*Job*
Lift out each line of the data that holds "CryptoQuant".

*Provided records*
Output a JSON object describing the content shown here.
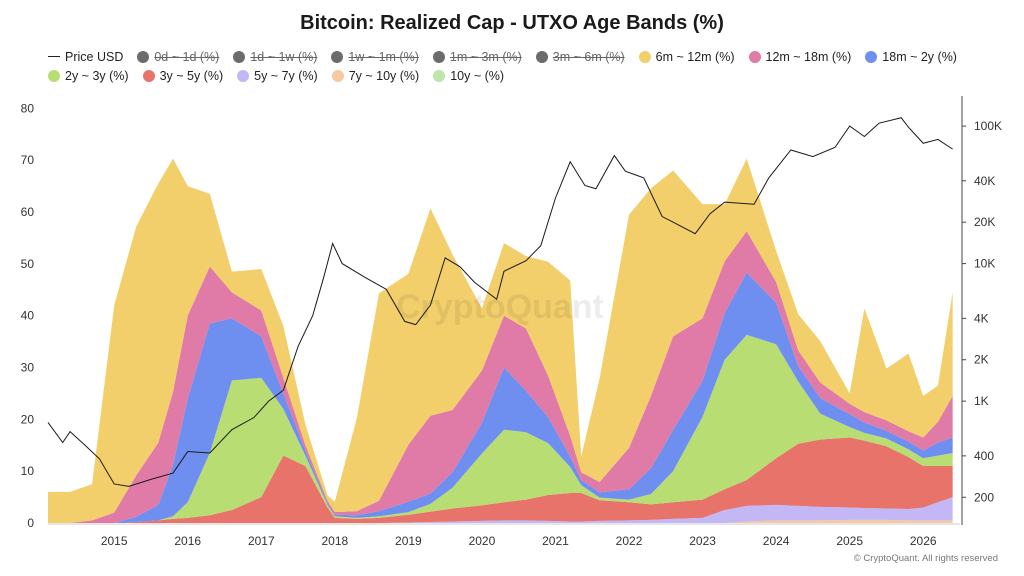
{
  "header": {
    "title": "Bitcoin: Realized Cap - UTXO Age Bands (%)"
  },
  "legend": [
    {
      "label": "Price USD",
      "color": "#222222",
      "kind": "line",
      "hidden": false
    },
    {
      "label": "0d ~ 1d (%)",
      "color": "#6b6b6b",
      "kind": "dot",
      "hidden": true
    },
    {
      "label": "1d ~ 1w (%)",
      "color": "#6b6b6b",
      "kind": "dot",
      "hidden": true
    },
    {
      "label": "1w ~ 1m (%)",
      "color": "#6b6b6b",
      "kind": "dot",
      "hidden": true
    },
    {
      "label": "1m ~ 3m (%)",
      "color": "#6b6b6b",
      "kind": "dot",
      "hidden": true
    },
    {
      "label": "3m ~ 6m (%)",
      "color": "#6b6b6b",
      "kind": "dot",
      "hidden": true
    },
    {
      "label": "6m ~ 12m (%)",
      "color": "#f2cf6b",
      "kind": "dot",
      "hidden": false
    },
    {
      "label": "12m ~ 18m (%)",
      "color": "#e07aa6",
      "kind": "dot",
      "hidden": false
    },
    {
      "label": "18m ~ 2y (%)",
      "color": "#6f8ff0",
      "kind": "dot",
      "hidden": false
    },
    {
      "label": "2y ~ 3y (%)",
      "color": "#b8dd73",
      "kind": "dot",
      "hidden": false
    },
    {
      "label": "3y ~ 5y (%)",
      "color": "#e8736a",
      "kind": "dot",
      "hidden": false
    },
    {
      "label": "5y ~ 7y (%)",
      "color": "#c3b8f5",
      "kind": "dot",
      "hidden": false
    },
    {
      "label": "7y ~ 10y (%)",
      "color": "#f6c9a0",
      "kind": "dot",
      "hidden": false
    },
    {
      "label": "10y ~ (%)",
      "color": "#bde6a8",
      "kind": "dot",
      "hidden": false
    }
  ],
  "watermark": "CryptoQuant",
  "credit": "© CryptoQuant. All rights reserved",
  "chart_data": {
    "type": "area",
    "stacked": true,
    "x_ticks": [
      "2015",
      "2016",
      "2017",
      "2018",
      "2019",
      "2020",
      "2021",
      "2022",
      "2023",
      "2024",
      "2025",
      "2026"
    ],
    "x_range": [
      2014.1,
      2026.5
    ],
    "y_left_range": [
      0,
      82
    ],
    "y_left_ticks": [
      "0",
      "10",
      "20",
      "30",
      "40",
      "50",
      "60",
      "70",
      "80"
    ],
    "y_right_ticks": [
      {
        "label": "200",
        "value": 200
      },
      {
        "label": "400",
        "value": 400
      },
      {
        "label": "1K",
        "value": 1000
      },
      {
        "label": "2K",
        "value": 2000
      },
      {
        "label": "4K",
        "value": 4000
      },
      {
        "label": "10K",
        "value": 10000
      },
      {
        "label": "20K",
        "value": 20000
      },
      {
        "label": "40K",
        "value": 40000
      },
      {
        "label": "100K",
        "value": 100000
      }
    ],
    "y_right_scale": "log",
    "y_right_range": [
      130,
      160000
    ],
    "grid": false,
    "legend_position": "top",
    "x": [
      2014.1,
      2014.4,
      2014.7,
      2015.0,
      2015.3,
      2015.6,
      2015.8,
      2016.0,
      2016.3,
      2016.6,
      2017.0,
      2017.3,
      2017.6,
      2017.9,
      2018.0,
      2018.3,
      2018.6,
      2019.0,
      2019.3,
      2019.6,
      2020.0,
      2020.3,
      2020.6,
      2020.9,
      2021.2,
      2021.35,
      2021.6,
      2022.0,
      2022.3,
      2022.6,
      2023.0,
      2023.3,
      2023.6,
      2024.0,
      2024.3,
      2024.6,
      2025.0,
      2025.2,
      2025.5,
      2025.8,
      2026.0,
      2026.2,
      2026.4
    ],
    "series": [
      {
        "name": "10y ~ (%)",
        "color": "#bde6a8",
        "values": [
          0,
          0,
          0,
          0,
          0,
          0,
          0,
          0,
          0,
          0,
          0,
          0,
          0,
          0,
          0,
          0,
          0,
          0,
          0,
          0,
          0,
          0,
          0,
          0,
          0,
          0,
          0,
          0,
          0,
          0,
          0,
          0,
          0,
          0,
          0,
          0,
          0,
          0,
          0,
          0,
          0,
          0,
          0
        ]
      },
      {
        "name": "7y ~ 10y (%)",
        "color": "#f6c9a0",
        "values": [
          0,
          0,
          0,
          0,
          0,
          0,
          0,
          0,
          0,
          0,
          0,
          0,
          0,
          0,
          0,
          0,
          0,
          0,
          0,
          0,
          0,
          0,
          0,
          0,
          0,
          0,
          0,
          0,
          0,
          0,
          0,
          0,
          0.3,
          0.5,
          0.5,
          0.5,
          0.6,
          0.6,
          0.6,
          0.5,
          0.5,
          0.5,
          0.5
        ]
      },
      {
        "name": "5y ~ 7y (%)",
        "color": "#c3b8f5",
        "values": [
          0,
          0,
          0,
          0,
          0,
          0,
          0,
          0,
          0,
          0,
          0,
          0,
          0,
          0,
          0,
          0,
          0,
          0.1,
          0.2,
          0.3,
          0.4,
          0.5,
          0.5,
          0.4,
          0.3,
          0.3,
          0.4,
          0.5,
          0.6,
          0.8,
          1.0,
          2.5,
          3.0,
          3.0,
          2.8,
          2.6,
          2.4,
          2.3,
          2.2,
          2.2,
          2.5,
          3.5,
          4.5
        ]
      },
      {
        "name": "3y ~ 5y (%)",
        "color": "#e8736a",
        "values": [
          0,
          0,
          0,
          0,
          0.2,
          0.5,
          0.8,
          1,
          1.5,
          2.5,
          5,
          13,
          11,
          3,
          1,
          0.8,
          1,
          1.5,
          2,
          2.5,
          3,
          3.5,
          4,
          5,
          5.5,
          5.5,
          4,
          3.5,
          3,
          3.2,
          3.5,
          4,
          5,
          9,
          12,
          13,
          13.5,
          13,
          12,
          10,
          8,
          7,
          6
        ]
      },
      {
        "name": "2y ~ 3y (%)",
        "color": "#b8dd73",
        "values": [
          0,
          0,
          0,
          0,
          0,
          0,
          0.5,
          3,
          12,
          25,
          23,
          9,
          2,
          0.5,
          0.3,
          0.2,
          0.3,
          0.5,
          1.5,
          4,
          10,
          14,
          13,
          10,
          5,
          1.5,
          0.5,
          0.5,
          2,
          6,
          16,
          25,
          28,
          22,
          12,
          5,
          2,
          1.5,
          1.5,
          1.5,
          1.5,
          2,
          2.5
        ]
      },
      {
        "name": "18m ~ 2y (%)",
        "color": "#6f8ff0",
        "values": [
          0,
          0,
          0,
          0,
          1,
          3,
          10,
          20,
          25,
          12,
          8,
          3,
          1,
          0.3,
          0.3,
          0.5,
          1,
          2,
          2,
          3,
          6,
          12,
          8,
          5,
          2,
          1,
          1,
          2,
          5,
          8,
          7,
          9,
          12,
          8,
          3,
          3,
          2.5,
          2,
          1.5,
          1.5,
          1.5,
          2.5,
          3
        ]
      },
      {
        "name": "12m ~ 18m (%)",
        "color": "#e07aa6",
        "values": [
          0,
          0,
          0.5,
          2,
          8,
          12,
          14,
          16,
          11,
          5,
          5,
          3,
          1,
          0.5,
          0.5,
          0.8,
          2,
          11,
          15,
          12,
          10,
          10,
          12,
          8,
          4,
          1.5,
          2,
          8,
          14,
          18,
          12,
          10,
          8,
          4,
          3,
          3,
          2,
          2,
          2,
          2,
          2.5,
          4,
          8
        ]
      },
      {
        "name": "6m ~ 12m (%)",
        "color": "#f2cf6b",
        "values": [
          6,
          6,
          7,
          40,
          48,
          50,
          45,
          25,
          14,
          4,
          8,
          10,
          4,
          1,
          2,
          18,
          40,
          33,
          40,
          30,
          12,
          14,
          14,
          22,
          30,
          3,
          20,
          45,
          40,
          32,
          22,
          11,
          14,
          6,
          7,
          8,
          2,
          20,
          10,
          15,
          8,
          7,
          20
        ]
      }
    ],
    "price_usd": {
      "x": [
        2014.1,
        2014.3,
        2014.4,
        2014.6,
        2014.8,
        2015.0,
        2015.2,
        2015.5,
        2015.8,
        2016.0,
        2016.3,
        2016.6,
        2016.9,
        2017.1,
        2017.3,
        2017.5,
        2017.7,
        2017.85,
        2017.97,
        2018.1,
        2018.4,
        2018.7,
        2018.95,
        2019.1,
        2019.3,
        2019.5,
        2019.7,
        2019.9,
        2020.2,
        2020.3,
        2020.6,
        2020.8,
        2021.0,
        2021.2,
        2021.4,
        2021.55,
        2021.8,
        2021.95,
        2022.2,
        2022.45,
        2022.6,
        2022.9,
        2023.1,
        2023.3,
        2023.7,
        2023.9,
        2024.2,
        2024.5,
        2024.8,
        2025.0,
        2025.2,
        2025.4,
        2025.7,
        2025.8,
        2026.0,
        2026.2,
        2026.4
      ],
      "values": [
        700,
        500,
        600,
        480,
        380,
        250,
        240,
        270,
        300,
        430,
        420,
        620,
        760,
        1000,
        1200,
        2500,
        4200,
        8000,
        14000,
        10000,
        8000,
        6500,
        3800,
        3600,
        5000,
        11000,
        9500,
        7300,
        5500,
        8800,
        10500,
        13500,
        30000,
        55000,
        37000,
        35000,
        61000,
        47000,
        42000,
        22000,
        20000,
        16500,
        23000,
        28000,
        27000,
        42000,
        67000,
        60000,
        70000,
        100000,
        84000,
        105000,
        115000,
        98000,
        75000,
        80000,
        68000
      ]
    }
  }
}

*Output of the exercise*
  "watermark": "CryptoQuant",
  "credit": "© CryptoQuant. All rights reserved",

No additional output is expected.